### PROBLEM DESCRIPTION
Every record should be written out exactly, please.

### DATA RECORDS
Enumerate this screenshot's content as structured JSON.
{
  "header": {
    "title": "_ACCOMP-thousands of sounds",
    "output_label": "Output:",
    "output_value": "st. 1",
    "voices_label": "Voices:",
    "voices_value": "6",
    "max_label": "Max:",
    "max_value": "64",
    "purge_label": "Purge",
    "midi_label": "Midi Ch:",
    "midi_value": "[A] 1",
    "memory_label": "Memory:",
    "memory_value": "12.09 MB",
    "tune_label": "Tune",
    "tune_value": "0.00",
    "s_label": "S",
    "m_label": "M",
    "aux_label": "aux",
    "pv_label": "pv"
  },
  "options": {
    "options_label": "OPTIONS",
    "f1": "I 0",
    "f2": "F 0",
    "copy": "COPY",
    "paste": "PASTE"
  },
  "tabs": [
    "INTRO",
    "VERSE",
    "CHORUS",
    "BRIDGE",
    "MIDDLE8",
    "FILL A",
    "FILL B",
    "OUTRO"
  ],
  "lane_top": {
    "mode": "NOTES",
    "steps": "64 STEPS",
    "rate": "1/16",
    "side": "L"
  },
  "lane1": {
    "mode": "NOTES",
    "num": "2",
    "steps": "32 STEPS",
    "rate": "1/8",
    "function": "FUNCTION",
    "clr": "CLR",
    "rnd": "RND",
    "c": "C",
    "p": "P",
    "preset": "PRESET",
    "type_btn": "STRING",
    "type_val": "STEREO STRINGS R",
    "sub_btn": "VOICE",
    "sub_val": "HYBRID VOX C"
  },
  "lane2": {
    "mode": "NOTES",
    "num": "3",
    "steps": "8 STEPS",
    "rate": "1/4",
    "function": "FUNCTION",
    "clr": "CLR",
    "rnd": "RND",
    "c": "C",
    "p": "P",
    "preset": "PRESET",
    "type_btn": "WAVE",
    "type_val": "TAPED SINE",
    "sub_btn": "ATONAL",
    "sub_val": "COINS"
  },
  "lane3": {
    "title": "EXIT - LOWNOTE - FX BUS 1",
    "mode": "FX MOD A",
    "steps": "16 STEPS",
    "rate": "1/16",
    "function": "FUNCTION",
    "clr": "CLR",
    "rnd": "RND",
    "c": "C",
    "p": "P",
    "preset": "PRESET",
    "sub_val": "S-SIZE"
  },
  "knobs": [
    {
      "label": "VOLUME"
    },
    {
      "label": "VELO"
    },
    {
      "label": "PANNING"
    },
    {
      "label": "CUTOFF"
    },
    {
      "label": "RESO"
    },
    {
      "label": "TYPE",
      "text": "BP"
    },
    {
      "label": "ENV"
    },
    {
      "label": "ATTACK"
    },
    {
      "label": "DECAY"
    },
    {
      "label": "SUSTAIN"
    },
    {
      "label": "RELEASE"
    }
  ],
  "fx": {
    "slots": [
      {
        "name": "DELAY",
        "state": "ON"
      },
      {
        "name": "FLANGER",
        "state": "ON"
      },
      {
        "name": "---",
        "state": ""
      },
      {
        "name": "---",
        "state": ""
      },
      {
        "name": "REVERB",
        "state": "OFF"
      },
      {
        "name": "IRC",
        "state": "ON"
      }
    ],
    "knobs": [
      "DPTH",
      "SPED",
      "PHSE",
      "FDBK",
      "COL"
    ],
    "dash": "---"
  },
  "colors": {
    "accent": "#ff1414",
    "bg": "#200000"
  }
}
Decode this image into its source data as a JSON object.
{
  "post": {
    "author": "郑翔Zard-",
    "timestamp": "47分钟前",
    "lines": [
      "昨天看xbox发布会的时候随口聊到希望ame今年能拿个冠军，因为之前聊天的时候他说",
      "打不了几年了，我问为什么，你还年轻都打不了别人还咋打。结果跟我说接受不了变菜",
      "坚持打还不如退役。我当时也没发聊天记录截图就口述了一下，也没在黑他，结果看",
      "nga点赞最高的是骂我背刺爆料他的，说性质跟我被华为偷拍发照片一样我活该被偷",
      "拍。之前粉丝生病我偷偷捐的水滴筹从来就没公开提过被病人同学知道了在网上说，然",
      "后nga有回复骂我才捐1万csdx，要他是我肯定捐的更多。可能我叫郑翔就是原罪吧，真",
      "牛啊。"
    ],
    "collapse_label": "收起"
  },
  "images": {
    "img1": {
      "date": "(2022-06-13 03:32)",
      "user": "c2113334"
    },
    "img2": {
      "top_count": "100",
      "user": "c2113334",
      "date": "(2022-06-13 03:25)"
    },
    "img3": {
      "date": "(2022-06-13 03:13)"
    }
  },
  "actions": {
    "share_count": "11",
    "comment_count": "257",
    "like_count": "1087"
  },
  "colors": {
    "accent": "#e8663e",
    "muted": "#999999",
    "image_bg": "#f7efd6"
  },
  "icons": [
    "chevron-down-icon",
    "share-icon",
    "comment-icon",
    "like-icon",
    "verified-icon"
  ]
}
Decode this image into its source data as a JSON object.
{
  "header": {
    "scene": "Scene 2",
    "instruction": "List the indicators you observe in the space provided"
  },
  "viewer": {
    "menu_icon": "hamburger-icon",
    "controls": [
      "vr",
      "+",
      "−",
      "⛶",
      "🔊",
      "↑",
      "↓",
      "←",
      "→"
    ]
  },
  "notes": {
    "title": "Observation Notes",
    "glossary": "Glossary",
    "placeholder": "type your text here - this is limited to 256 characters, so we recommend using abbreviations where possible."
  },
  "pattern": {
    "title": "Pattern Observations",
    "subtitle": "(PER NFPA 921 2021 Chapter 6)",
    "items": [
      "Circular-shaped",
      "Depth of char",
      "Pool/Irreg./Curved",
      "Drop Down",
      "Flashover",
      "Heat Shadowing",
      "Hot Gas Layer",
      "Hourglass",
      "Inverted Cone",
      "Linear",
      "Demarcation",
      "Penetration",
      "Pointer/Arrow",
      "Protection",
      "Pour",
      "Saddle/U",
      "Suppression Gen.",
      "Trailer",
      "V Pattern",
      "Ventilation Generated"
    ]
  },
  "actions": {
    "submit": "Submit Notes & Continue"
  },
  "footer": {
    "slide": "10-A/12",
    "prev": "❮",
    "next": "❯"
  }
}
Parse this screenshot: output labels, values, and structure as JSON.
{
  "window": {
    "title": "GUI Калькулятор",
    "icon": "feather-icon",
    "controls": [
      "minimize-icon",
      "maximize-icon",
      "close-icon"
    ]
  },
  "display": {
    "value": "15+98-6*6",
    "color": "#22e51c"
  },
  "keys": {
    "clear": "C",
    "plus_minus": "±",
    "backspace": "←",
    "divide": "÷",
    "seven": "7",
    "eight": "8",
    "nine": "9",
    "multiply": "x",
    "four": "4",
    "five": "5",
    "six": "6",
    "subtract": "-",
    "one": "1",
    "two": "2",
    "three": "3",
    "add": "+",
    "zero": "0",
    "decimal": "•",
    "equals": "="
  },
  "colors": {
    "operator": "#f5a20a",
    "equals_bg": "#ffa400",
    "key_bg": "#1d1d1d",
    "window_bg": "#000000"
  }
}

### FULL RESPONSE
Enumerate this screenshot's content as structured JSON.
{
  "header": {
    "title": "_ACCOMP-thousands of sounds",
    "output_label": "Output:",
    "output_value": "st. 1",
    "voices_label": "Voices:",
    "voices_value": "6",
    "max_label": "Max:",
    "max_value": "64",
    "purge_label": "Purge",
    "midi_label": "Midi Ch:",
    "midi_value": "[A] 1",
    "memory_label": "Memory:",
    "memory_value": "12.09 MB",
    "tune_label": "Tune",
    "tune_value": "0.00",
    "s_label": "S",
    "m_label": "M",
    "aux_label": "aux",
    "pv_label": "pv"
  },
  "options": {
    "options_label": "OPTIONS",
    "f1": "I 0",
    "f2": "F 0",
    "copy": "COPY",
    "paste": "PASTE"
  },
  "tabs": [
    "INTRO",
    "VERSE",
    "CHORUS",
    "BRIDGE",
    "MIDDLE8",
    "FILL A",
    "FILL B",
    "OUTRO"
  ],
  "lane_top": {
    "mode": "NOTES",
    "steps": "64 STEPS",
    "rate": "1/16",
    "side": "L"
  },
  "lane1": {
    "mode": "NOTES",
    "num": "2",
    "steps": "32 STEPS",
    "rate": "1/8",
    "function": "FUNCTION",
    "clr": "CLR",
    "rnd": "RND",
    "c": "C",
    "p": "P",
    "preset": "PRESET",
    "type_btn": "STRING",
    "type_val": "STEREO STRINGS R",
    "sub_btn": "VOICE",
    "sub_val": "HYBRID VOX C"
  },
  "lane2": {
    "mode": "NOTES",
    "num": "3",
    "steps": "8 STEPS",
    "rate": "1/4",
    "function": "FUNCTION",
    "clr": "CLR",
    "rnd": "RND",
    "c": "C",
    "p": "P",
    "preset": "PRESET",
    "type_btn": "WAVE",
    "type_val": "TAPED SINE",
    "sub_btn": "ATONAL",
    "sub_val": "COINS"
  },
  "lane3": {
    "title": "EXIT - LOWNOTE - FX BUS 1",
    "mode": "FX MOD A",
    "steps": "16 STEPS",
    "rate": "1/16",
    "function": "FUNCTION",
    "clr": "CLR",
    "rnd": "RND",
    "c": "C",
    "p": "P",
    "preset": "PRESET",
    "sub_val": "S-SIZE"
  },
  "knobs": [
    {
      "label": "VOLUME"
    },
    {
      "label": "VELO"
    },
    {
      "label": "PANNING"
    },
    {
      "label": "CUTOFF"
    },
    {
      "label": "RESO"
    },
    {
      "label": "TYPE",
      "text": "BP"
    },
    {
      "label": "ENV"
    },
    {
      "label": "ATTACK"
    },
    {
      "label": "DECAY"
    },
    {
      "label": "SUSTAIN"
    },
    {
      "label": "RELEASE"
    }
  ],
  "fx": {
    "slots": [
      {
        "name": "DELAY",
        "state": "ON"
      },
      {
        "name": "FLANGER",
        "state": "ON"
      },
      {
        "name": "---",
        "state": ""
      },
      {
        "name": "---",
        "state": ""
      },
      {
        "name": "REVERB",
        "state": "OFF"
      },
      {
        "name": "IRC",
        "state": "ON"
      }
    ],
    "knobs": [
      "DPTH",
      "SPED",
      "PHSE",
      "FDBK",
      "COL"
    ],
    "dash": "---"
  },
  "colors": {
    "accent": "#ff1414",
    "bg": "#200000"
  }
}
Decode this image into its source data as a JSON object.
{
  "post": {
    "author": "郑翔Zard-",
    "timestamp": "47分钟前",
    "lines": [
      "昨天看xbox发布会的时候随口聊到希望ame今年能拿个冠军，因为之前聊天的时候他说",
      "打不了几年了，我问为什么，你还年轻都打不了别人还咋打。结果跟我说接受不了变菜",
      "坚持打还不如退役。我当时也没发聊天记录截图就口述了一下，也没在黑他，结果看",
      "nga点赞最高的是骂我背刺爆料他的，说性质跟我被华为偷拍发照片一样我活该被偷",
      "拍。之前粉丝生病我偷偷捐的水滴筹从来就没公开提过被病人同学知道了在网上说，然",
      "后nga有回复骂我才捐1万csdx，要他是我肯定捐的更多。可能我叫郑翔就是原罪吧，真",
      "牛啊。"
    ],
    "collapse_label": "收起"
  },
  "images": {
    "img1": {
      "date": "(2022-06-13 03:32)",
      "user": "c2113334"
    },
    "img2": {
      "top_count": "100",
      "user": "c2113334",
      "date": "(2022-06-13 03:25)"
    },
    "img3": {
      "date": "(2022-06-13 03:13)"
    }
  },
  "actions": {
    "share_count": "11",
    "comment_count": "257",
    "like_count": "1087"
  },
  "colors": {
    "accent": "#e8663e",
    "muted": "#999999",
    "image_bg": "#f7efd6"
  },
  "icons": [
    "chevron-down-icon",
    "share-icon",
    "comment-icon",
    "like-icon",
    "verified-icon"
  ]
}
Decode this image into its source data as a JSON object.
{
  "header": {
    "scene": "Scene 2",
    "instruction": "List the indicators you observe in the space provided"
  },
  "viewer": {
    "menu_icon": "hamburger-icon",
    "controls": [
      "vr",
      "+",
      "−",
      "⛶",
      "🔊",
      "↑",
      "↓",
      "←",
      "→"
    ]
  },
  "notes": {
    "title": "Observation Notes",
    "glossary": "Glossary",
    "placeholder": "type your text here - this is limited to 256 characters, so we recommend using abbreviations where possible."
  },
  "pattern": {
    "title": "Pattern Observations",
    "subtitle": "(PER NFPA 921 2021 Chapter 6)",
    "items": [
      "Circular-shaped",
      "Depth of char",
      "Pool/Irreg./Curved",
      "Drop Down",
      "Flashover",
      "Heat Shadowing",
      "Hot Gas Layer",
      "Hourglass",
      "Inverted Cone",
      "Linear",
      "Demarcation",
      "Penetration",
      "Pointer/Arrow",
      "Protection",
      "Pour",
      "Saddle/U",
      "Suppression Gen.",
      "Trailer",
      "V Pattern",
      "Ventilation Generated"
    ]
  },
  "actions": {
    "submit": "Submit Notes & Continue"
  },
  "footer": {
    "slide": "10-A/12",
    "prev": "❮",
    "next": "❯"
  }
}
Parse this screenshot: output labels, values, and structure as JSON.
{
  "window": {
    "title": "GUI Калькулятор",
    "icon": "feather-icon",
    "controls": [
      "minimize-icon",
      "maximize-icon",
      "close-icon"
    ]
  },
  "display": {
    "value": "15+98-6*6",
    "color": "#22e51c"
  },
  "keys": {
    "clear": "C",
    "plus_minus": "±",
    "backspace": "←",
    "divide": "÷",
    "seven": "7",
    "eight": "8",
    "nine": "9",
    "multiply": "x",
    "four": "4",
    "five": "5",
    "six": "6",
    "subtract": "-",
    "one": "1",
    "two": "2",
    "three": "3",
    "add": "+",
    "zero": "0",
    "decimal": "•",
    "equals": "="
  },
  "colors": {
    "operator": "#f5a20a",
    "equals_bg": "#ffa400",
    "key_bg": "#1d1d1d",
    "window_bg": "#000000"
  }
}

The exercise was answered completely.